* To be done:
Find every line in the records that holds the string "costs". Copy each one.

____ Excerpted records

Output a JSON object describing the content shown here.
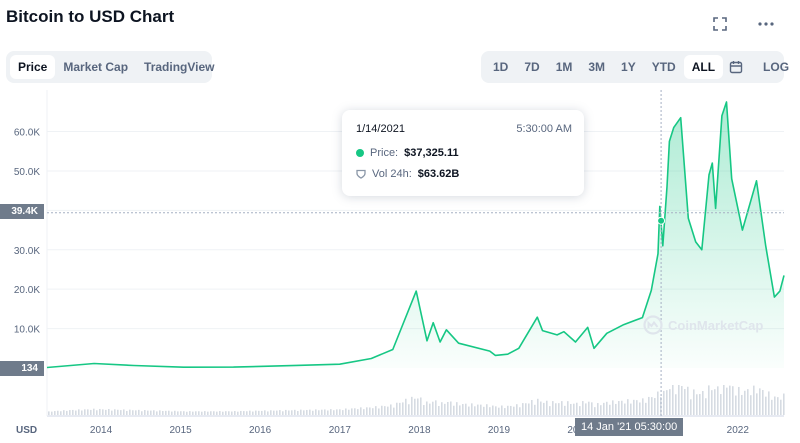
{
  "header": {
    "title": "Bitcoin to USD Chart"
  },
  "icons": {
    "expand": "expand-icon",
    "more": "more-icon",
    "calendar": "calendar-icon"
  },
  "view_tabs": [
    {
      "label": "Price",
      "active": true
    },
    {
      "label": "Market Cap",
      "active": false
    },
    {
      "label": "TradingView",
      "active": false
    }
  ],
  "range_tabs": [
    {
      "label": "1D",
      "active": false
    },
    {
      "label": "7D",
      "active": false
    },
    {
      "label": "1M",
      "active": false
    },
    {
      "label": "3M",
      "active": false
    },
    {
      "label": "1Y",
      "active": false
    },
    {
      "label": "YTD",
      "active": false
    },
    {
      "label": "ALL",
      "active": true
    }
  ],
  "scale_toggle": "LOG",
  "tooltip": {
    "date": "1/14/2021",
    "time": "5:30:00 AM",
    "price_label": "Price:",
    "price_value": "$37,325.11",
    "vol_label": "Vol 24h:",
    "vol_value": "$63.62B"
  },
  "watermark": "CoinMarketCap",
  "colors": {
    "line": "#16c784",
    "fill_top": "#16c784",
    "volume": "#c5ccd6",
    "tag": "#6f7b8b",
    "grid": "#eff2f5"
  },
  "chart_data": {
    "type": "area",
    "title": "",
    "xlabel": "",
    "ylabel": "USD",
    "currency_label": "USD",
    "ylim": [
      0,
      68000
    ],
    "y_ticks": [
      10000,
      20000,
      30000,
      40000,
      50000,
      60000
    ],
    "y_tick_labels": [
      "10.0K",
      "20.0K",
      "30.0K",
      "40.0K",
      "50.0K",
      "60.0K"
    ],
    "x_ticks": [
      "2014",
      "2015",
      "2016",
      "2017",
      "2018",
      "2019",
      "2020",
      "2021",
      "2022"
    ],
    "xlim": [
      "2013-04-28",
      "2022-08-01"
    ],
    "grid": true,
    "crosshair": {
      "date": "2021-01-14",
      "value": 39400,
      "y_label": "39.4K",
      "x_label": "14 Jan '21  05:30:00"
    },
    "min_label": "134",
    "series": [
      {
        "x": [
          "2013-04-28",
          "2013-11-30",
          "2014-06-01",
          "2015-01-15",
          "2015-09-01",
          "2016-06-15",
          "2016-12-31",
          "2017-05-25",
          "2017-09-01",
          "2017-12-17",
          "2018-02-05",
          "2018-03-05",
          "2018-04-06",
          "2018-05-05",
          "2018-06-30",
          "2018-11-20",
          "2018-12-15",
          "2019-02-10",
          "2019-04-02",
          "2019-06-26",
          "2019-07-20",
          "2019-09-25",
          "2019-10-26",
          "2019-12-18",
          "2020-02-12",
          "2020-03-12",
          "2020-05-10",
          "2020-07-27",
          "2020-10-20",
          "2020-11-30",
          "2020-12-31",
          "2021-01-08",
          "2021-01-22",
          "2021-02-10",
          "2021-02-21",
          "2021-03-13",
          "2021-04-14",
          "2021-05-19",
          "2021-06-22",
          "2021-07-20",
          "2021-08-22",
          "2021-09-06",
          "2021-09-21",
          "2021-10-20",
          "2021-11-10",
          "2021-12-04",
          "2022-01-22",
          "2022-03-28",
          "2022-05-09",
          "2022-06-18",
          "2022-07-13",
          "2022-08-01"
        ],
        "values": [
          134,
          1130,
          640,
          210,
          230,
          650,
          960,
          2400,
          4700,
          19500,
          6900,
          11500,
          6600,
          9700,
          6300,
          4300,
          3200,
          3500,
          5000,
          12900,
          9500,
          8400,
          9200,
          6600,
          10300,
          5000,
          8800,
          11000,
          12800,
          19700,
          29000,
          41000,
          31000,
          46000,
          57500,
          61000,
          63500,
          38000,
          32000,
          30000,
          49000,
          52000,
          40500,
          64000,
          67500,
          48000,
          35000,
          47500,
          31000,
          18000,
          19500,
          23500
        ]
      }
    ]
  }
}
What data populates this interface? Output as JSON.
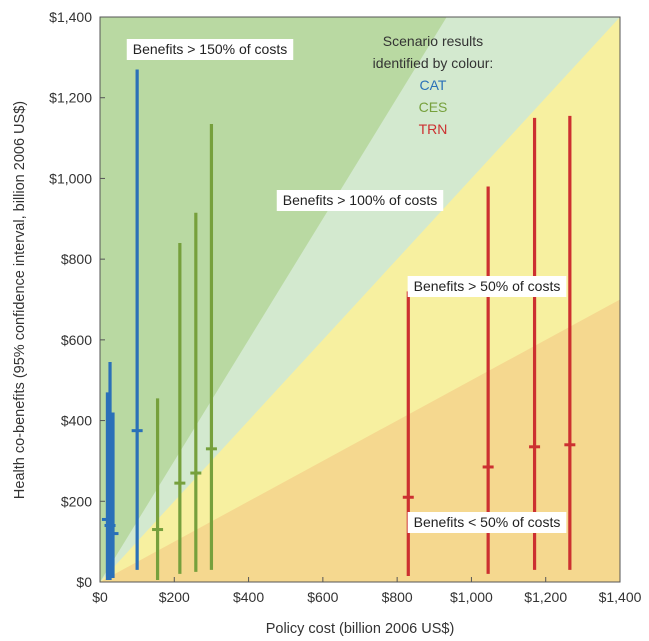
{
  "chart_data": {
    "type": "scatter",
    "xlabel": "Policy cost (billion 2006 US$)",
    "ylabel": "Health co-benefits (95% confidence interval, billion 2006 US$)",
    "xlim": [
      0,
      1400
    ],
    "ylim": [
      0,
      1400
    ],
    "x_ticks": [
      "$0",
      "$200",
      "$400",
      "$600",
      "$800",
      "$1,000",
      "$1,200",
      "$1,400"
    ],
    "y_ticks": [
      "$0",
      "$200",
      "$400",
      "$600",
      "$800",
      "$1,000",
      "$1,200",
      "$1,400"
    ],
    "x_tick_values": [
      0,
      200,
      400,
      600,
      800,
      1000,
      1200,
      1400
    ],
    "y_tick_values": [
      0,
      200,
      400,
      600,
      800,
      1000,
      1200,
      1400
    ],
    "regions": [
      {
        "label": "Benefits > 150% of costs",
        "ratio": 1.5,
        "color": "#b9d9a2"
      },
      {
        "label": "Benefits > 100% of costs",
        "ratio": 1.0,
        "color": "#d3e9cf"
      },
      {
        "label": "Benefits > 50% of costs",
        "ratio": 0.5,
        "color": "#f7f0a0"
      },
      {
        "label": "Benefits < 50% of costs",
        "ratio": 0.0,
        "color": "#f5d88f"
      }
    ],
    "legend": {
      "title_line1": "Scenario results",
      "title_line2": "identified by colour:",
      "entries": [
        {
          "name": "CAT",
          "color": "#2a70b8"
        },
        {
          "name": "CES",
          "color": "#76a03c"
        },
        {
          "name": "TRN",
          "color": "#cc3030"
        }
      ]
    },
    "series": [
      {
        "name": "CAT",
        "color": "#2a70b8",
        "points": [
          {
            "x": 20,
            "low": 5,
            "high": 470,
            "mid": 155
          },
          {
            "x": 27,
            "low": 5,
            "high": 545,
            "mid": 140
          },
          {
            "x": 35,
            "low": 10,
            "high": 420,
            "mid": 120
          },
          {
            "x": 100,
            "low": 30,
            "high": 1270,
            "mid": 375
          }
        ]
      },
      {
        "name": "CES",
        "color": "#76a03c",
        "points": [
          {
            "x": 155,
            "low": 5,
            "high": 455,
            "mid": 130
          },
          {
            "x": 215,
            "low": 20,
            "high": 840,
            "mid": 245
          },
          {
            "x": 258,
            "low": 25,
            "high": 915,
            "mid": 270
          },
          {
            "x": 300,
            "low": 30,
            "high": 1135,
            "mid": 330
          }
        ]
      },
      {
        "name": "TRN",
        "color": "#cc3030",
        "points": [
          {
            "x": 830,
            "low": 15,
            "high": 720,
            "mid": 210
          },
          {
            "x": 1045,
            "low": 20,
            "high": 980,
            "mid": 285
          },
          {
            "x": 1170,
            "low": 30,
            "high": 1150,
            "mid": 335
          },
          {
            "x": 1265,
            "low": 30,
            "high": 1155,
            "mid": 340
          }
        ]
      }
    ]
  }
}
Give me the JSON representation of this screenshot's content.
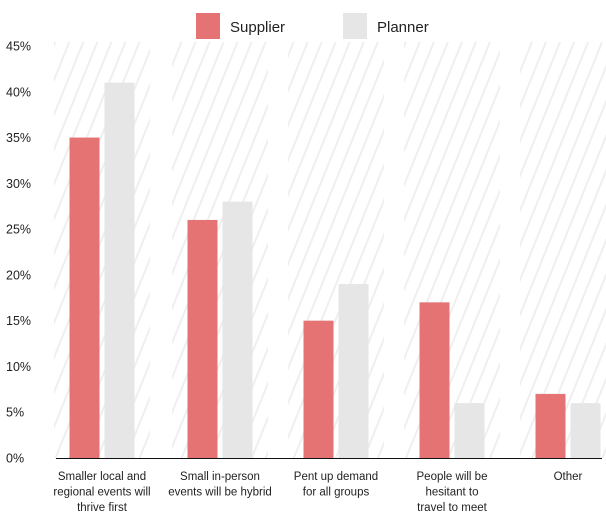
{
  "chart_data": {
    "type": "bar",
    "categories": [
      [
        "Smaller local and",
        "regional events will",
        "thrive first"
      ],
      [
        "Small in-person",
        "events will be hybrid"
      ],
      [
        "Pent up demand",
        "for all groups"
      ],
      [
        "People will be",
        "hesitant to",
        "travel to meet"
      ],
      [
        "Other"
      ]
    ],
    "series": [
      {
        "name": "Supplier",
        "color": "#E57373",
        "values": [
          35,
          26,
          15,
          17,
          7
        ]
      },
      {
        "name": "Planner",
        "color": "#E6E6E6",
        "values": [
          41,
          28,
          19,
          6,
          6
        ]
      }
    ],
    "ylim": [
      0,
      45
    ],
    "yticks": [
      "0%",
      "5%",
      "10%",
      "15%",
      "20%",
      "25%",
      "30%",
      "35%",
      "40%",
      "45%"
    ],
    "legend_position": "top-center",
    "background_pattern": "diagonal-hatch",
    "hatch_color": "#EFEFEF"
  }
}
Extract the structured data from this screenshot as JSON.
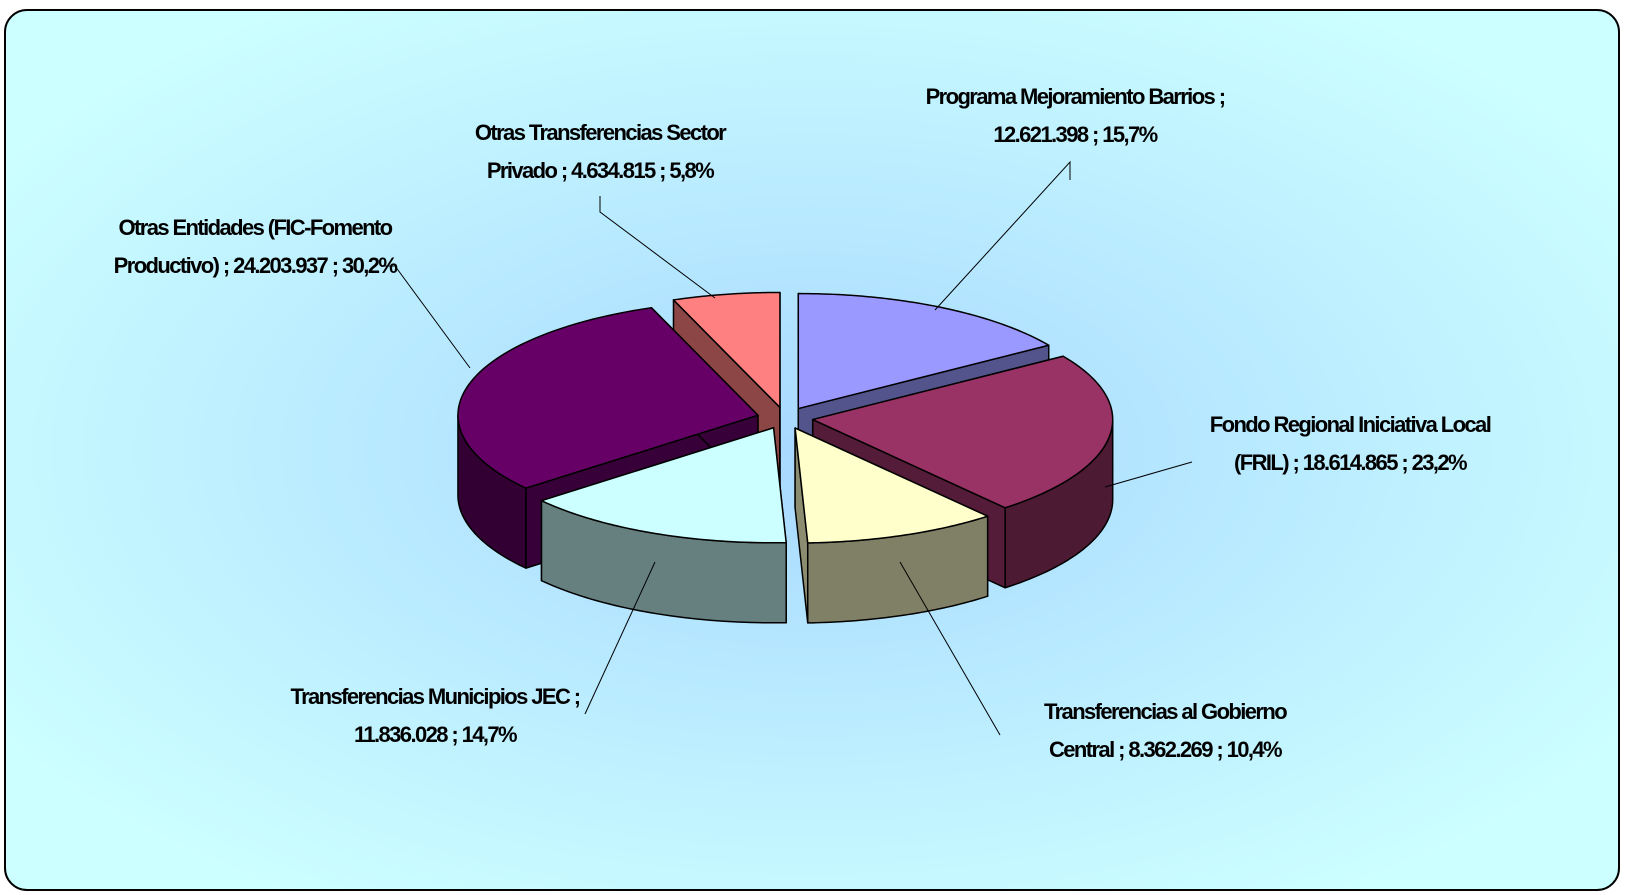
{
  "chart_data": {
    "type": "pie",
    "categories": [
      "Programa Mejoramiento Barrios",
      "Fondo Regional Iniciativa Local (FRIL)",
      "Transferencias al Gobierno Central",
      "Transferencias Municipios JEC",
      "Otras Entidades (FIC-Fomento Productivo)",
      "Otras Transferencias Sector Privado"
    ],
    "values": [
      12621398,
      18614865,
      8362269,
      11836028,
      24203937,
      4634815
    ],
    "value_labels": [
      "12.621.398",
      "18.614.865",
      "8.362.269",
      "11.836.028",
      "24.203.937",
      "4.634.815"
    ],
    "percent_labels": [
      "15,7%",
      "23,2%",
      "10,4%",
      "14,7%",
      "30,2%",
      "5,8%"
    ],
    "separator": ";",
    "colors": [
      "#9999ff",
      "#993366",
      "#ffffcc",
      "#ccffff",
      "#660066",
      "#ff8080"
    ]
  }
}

________

* Output for this task:
        "label": "Benefits > 150% of costs",
        "label": "Benefits > 100% of costs",
        "label": "Benefits > 50% of costs",
        "label": "Benefits < 50% of costs",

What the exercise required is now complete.